* [Required work] Go through the listing below and list every line with "Hours".

== Data extract

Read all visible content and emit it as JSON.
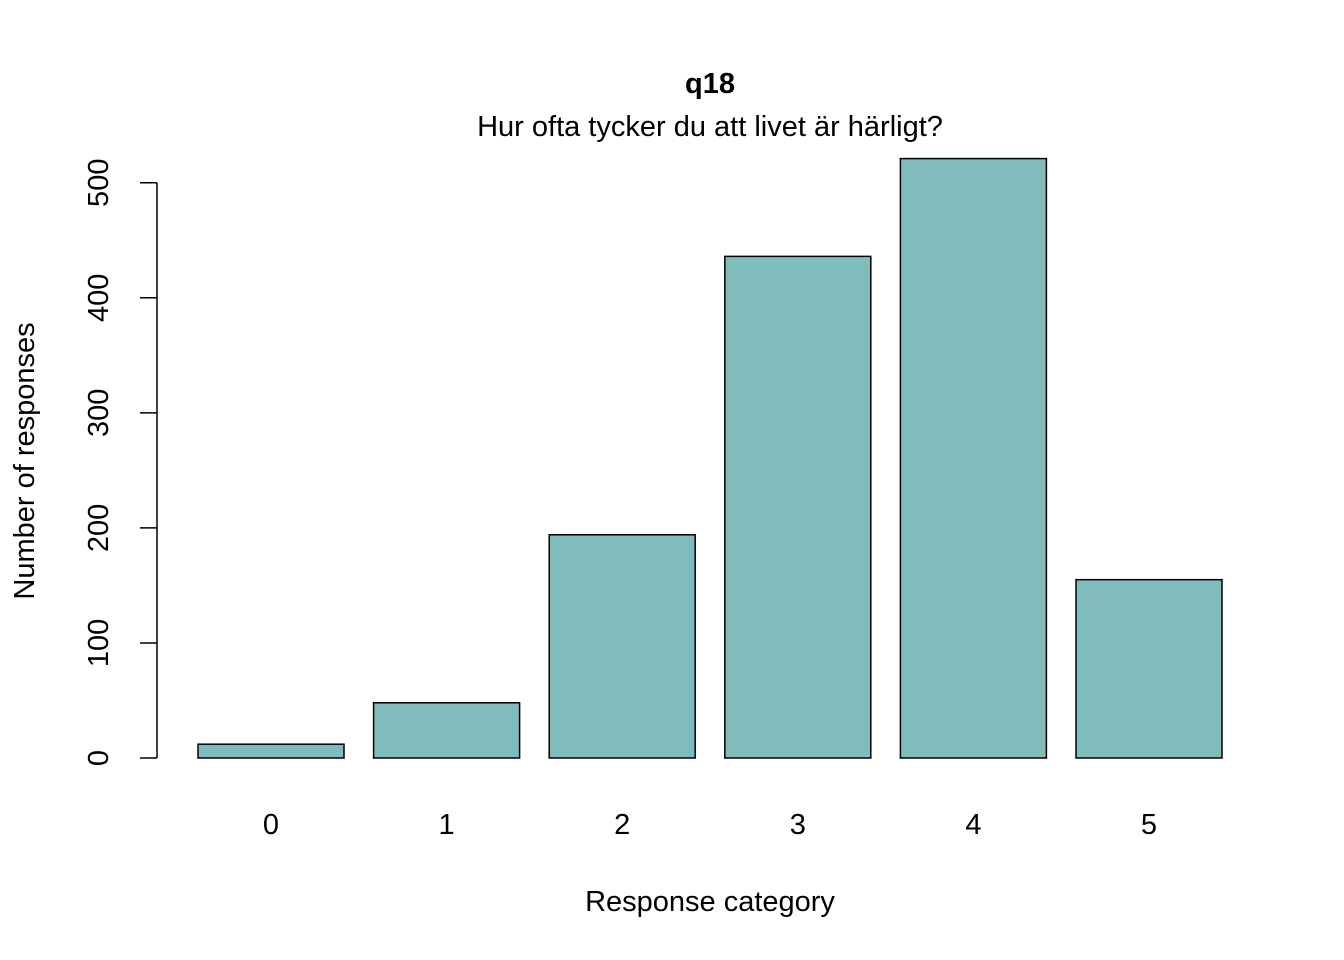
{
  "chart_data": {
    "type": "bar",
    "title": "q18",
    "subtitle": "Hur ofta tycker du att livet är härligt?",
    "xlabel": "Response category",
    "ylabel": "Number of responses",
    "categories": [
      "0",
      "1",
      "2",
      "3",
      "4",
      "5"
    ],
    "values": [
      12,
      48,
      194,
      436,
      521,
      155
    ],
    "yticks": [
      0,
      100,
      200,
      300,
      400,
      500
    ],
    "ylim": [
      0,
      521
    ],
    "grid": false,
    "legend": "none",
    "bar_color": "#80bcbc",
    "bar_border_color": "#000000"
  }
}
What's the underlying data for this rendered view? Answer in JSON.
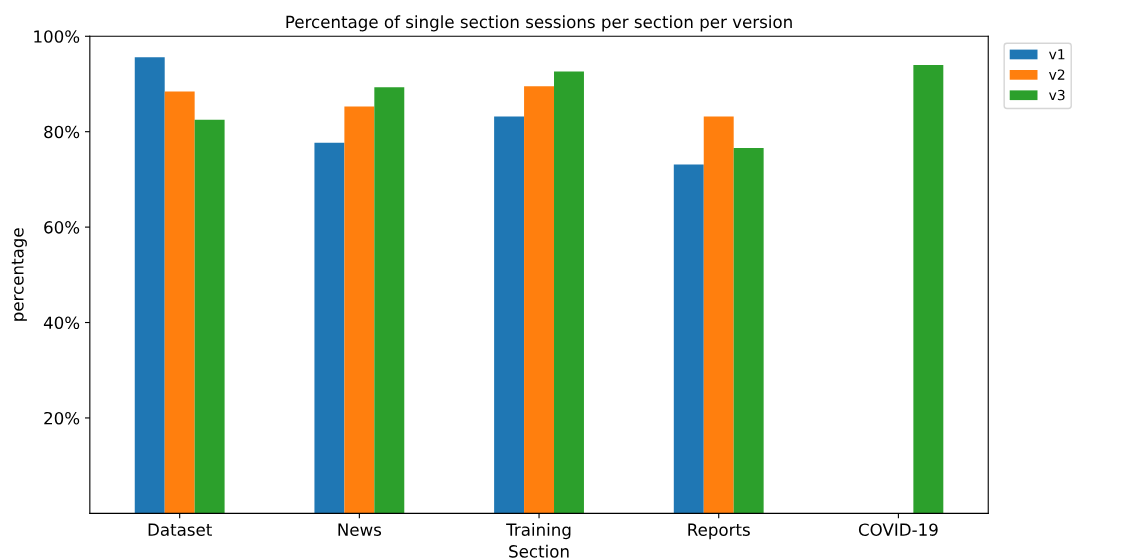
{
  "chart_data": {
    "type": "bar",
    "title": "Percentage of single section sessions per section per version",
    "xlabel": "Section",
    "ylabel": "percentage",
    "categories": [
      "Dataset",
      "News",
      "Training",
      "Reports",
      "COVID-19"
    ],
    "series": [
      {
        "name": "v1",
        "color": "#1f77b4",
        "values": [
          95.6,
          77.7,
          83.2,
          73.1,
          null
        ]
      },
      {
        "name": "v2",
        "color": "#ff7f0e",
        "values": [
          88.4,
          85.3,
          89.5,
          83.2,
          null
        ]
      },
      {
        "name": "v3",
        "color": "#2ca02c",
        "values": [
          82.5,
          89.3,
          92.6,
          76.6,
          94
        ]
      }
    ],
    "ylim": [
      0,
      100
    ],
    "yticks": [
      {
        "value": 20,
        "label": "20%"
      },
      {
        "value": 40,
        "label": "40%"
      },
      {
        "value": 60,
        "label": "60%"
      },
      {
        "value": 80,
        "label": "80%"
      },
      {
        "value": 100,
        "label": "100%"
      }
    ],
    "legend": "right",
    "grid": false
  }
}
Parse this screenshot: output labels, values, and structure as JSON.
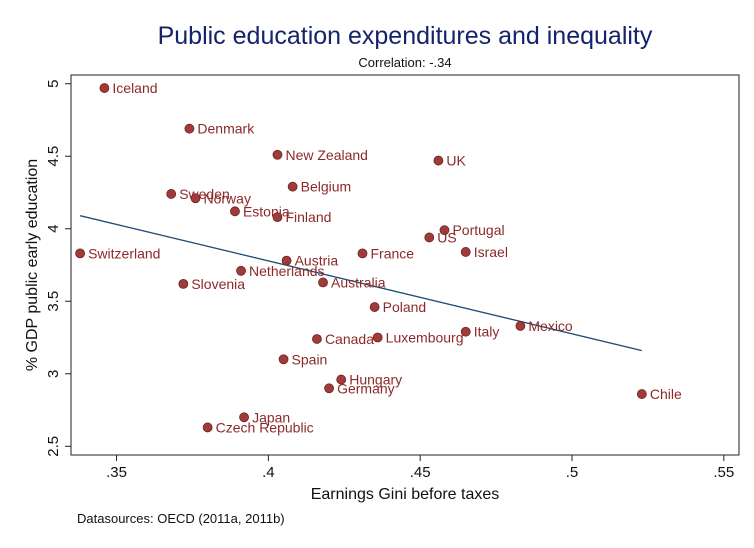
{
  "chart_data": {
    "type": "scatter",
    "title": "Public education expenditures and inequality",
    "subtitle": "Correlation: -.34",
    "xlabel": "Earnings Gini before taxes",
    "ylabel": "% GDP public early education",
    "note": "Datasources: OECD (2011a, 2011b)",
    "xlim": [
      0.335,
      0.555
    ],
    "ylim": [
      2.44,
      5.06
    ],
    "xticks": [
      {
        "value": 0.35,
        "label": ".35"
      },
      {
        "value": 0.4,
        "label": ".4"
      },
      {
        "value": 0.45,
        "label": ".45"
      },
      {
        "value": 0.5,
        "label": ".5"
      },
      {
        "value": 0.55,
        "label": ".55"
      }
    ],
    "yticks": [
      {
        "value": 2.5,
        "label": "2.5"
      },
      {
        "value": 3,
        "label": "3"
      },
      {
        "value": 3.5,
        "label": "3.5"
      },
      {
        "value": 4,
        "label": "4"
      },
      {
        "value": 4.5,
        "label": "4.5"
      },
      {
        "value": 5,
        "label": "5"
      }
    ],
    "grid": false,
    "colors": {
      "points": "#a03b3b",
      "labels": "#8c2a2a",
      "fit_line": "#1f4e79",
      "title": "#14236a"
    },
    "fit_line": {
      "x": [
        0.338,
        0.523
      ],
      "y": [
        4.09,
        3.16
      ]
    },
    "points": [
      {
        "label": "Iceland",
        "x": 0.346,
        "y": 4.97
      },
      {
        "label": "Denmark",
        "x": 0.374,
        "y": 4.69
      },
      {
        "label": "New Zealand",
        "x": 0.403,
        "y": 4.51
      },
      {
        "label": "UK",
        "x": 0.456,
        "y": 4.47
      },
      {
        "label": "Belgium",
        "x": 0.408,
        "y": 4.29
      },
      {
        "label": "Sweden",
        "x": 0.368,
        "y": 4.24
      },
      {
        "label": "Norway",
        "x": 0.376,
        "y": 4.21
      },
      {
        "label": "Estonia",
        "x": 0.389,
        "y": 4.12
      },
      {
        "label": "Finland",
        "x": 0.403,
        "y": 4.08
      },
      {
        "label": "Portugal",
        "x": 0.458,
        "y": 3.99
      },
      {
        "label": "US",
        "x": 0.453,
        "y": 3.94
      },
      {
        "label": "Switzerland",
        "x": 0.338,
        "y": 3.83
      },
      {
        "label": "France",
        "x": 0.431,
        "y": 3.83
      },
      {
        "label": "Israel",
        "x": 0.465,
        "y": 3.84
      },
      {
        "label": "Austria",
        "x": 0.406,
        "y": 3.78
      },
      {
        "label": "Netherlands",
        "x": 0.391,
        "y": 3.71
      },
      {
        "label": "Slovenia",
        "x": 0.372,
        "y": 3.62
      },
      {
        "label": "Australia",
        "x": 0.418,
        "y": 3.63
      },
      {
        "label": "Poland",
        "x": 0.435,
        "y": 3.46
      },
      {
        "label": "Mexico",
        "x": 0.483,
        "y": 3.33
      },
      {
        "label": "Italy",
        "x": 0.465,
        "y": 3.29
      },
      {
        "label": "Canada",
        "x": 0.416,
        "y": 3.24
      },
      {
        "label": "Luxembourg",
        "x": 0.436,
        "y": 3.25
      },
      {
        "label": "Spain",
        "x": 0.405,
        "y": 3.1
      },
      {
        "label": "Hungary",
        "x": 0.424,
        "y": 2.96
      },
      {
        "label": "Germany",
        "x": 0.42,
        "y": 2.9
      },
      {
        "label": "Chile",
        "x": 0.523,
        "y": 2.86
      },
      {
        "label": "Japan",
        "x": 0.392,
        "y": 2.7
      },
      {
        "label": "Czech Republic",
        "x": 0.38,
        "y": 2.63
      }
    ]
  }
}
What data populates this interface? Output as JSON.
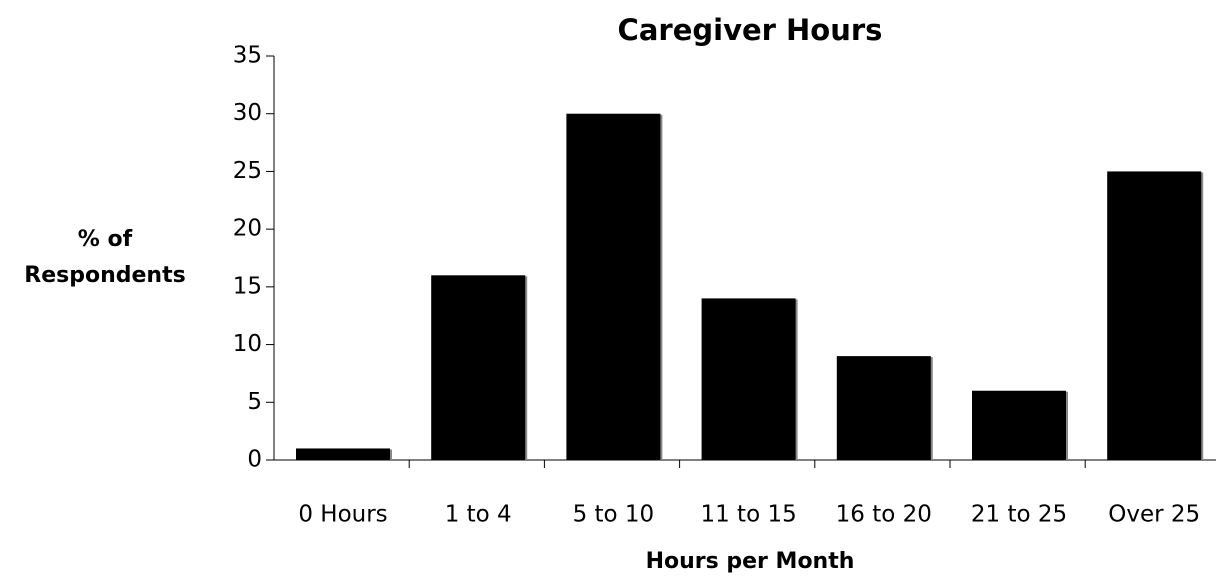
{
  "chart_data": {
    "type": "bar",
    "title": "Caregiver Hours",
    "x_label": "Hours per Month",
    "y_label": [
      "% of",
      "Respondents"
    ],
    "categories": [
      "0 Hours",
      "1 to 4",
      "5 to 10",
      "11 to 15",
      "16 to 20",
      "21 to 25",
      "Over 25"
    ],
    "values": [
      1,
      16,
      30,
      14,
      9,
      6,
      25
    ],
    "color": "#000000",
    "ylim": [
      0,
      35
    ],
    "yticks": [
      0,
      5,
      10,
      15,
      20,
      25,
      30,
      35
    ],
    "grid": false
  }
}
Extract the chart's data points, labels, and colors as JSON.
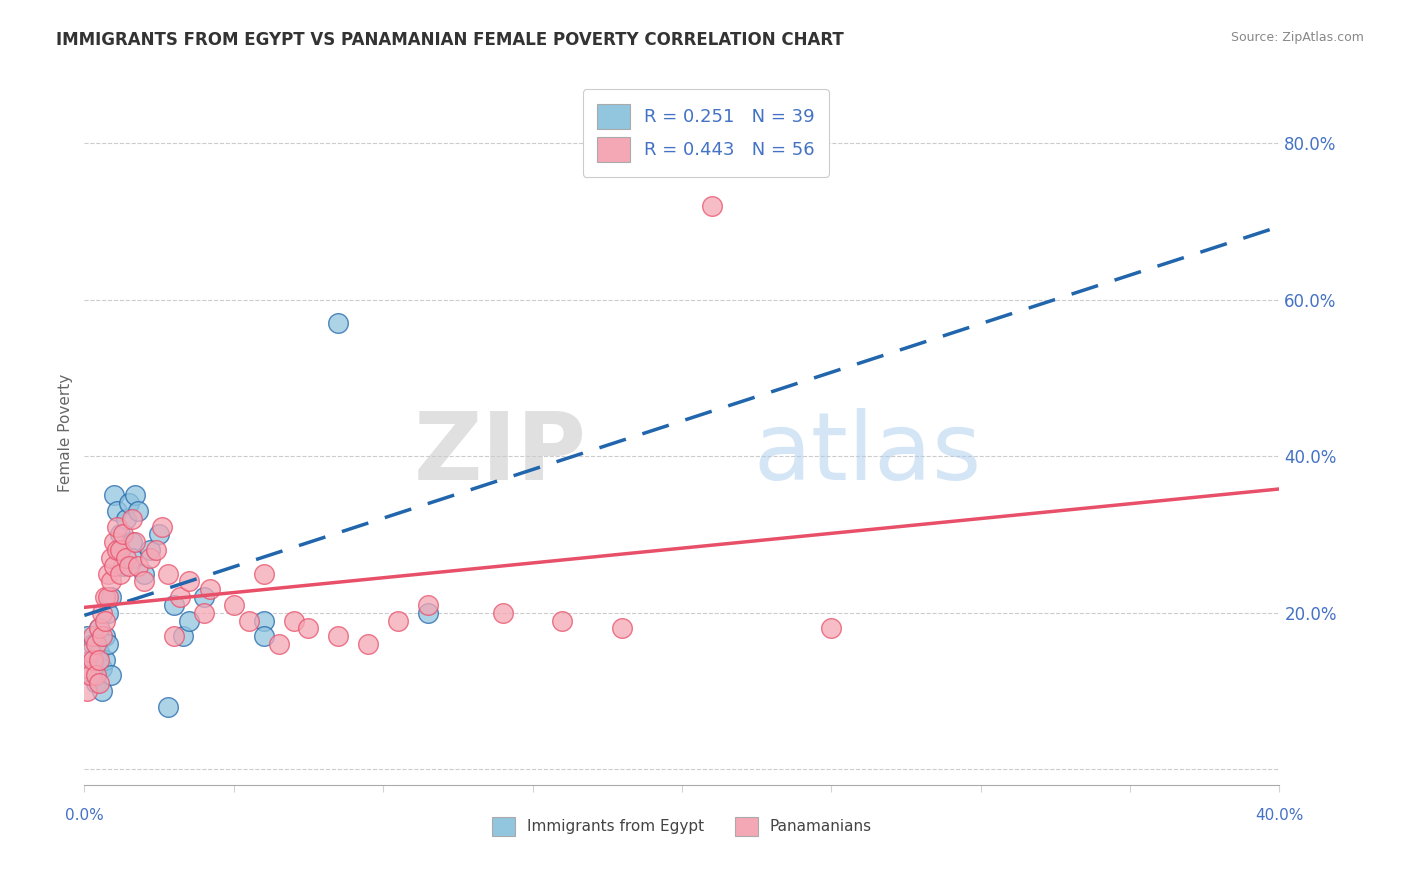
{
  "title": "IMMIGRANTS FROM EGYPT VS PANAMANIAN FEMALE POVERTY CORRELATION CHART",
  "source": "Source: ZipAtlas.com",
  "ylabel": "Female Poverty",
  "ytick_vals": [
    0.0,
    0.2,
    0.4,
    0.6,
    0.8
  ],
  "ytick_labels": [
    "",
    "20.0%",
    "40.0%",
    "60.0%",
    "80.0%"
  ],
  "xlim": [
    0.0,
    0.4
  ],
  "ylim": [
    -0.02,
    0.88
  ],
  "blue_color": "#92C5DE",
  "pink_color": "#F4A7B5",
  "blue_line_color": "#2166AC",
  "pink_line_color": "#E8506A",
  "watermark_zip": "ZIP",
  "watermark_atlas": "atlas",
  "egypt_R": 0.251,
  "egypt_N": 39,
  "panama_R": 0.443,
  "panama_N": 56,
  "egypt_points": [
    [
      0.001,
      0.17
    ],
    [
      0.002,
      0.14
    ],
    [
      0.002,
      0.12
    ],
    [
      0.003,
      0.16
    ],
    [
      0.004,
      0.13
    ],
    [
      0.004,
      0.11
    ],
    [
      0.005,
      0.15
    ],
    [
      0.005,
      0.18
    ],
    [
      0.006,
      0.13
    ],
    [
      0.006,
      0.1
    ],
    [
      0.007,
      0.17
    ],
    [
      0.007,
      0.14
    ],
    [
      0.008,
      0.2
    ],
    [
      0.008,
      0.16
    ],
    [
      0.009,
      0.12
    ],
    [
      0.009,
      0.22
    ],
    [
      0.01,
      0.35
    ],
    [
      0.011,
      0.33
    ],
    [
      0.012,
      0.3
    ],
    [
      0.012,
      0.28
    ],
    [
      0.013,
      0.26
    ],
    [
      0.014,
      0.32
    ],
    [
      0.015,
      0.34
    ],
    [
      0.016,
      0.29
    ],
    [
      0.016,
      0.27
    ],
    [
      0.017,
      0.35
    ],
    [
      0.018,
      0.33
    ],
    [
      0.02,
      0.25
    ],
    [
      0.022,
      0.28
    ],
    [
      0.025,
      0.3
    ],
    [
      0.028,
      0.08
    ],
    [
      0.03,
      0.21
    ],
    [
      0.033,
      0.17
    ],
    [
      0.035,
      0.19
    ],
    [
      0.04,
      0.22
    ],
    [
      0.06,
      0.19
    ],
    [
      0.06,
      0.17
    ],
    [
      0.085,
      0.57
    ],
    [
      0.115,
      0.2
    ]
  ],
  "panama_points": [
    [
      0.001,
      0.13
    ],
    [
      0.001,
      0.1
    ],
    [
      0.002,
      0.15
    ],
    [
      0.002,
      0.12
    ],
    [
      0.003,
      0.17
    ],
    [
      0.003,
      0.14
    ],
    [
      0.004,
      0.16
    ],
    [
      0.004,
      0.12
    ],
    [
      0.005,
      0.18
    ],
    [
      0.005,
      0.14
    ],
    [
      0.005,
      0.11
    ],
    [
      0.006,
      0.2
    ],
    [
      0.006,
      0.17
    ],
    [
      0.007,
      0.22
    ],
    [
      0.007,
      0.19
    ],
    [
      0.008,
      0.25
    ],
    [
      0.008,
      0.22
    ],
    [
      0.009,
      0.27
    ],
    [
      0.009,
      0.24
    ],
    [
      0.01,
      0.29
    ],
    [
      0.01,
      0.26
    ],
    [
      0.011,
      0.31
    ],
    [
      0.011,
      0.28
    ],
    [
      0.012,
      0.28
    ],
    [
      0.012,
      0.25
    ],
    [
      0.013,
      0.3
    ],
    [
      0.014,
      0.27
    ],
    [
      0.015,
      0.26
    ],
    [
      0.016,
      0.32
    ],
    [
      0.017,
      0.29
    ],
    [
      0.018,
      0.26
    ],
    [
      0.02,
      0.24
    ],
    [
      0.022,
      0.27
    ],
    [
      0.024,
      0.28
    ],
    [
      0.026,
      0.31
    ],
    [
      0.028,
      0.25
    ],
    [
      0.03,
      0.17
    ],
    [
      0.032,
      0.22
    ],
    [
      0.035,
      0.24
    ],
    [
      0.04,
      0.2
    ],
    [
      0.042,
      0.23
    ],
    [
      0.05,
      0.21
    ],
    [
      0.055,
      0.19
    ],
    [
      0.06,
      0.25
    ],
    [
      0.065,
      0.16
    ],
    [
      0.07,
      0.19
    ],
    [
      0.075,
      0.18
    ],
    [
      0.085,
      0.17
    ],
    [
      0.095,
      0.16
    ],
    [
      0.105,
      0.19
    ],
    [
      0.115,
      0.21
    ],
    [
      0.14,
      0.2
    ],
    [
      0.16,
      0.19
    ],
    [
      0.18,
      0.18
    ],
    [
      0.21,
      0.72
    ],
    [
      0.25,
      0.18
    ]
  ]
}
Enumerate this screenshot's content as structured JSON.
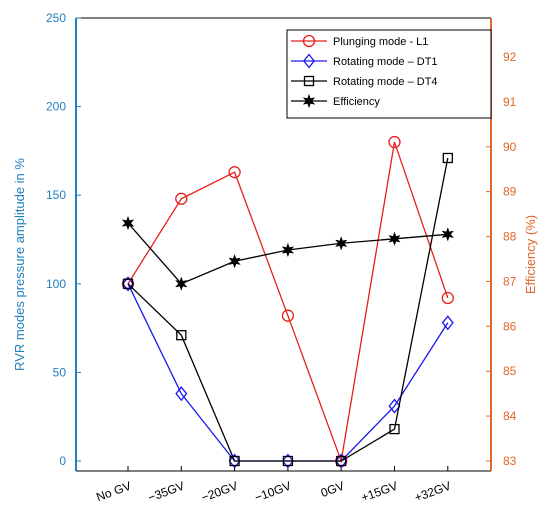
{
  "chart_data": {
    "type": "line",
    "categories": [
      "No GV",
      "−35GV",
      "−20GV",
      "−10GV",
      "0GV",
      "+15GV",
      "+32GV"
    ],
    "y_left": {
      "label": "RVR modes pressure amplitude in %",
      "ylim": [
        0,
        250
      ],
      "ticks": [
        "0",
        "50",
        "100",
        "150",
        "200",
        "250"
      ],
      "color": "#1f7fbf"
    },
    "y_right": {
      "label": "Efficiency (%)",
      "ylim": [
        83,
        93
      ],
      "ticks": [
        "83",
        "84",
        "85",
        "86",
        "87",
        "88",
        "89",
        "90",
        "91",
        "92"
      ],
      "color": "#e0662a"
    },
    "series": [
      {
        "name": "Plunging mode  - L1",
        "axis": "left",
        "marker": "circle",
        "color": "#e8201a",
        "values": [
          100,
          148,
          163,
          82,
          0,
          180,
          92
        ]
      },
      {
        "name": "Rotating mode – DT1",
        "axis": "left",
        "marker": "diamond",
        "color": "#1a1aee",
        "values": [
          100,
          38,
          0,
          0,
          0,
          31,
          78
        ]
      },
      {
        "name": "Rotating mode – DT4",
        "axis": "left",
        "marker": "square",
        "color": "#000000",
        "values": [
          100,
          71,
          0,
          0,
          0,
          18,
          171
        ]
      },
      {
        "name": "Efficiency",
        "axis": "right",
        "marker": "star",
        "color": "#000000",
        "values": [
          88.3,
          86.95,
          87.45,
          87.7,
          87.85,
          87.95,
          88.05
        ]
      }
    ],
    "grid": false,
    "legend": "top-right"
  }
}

====

* [Final result]
    "title": "Caregiver Hours",
    "x_label": "Hours per Month",
      "0 Hours",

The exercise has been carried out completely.